Given task => Search the records below for the word "color". Pull out each line that has it.

***** Entries supplied *****

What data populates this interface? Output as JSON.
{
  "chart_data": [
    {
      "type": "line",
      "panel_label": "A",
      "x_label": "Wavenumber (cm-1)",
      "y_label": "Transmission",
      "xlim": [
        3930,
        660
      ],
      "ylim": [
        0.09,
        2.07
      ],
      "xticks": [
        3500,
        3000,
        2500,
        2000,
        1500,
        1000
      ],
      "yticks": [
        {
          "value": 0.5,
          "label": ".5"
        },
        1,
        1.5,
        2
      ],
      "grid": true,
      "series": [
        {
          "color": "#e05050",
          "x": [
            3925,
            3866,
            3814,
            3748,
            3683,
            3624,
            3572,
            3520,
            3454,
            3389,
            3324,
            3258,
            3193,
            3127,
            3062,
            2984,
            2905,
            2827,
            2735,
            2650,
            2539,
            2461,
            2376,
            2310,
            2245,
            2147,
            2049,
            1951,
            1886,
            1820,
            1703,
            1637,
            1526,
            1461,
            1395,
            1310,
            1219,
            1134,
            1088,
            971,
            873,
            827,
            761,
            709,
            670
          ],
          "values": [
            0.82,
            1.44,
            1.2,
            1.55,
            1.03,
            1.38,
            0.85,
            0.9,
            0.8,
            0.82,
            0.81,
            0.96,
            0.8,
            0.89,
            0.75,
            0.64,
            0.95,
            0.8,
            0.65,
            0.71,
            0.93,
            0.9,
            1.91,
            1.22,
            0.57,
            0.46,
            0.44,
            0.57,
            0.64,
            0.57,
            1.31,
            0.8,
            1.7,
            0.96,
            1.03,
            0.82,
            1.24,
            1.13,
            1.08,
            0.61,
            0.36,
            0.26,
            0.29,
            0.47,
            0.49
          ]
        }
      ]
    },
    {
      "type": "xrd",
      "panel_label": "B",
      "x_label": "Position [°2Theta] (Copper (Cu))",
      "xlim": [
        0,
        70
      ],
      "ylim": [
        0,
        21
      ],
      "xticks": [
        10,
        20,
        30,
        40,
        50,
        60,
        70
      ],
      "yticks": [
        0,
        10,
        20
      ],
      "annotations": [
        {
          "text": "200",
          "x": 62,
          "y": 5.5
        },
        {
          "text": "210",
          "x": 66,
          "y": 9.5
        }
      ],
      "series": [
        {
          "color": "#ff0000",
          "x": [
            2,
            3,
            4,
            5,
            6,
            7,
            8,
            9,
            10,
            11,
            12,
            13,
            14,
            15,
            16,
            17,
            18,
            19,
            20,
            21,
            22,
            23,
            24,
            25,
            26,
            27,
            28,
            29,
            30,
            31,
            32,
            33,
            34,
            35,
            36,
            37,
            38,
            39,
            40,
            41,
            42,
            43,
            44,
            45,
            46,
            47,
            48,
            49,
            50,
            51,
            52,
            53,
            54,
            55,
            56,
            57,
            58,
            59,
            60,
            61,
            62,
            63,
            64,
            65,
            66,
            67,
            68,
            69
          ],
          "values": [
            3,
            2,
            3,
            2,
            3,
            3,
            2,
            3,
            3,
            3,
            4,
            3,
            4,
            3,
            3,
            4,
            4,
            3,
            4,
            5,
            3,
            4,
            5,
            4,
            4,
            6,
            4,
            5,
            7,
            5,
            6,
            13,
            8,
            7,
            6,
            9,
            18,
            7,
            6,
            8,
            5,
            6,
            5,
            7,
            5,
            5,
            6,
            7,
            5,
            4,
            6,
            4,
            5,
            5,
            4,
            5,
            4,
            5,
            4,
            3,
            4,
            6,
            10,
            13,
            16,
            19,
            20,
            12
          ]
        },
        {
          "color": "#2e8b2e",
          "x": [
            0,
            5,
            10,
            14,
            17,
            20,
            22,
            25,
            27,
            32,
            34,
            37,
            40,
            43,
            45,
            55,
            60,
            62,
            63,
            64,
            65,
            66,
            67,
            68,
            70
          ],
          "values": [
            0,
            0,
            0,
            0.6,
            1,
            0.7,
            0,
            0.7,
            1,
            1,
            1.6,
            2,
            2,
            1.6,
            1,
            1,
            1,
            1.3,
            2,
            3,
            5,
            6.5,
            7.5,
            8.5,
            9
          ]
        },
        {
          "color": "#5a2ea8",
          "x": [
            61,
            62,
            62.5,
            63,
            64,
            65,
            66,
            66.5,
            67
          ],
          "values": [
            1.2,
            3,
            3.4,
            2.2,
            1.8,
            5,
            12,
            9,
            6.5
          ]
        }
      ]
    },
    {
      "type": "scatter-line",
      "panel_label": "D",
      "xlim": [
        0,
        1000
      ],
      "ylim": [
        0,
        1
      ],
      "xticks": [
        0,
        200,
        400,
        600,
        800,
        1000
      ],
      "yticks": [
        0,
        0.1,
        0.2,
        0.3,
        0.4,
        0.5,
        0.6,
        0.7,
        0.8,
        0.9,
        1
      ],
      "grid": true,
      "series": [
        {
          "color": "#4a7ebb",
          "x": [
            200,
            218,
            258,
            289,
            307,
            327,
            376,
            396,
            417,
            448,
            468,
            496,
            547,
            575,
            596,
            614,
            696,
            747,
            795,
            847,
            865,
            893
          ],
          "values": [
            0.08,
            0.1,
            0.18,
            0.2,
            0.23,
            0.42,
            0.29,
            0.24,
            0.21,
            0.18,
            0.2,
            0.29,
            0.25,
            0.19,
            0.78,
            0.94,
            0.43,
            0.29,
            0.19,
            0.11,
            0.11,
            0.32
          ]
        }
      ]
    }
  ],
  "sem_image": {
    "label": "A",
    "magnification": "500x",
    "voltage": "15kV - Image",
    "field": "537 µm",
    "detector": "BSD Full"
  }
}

*****

The reply =>
          "color": "#e05050",
          "color": "#ff0000",
          "color": "#2e8b2e",
          "color": "#5a2ea8",
          "color": "#4a7ebb",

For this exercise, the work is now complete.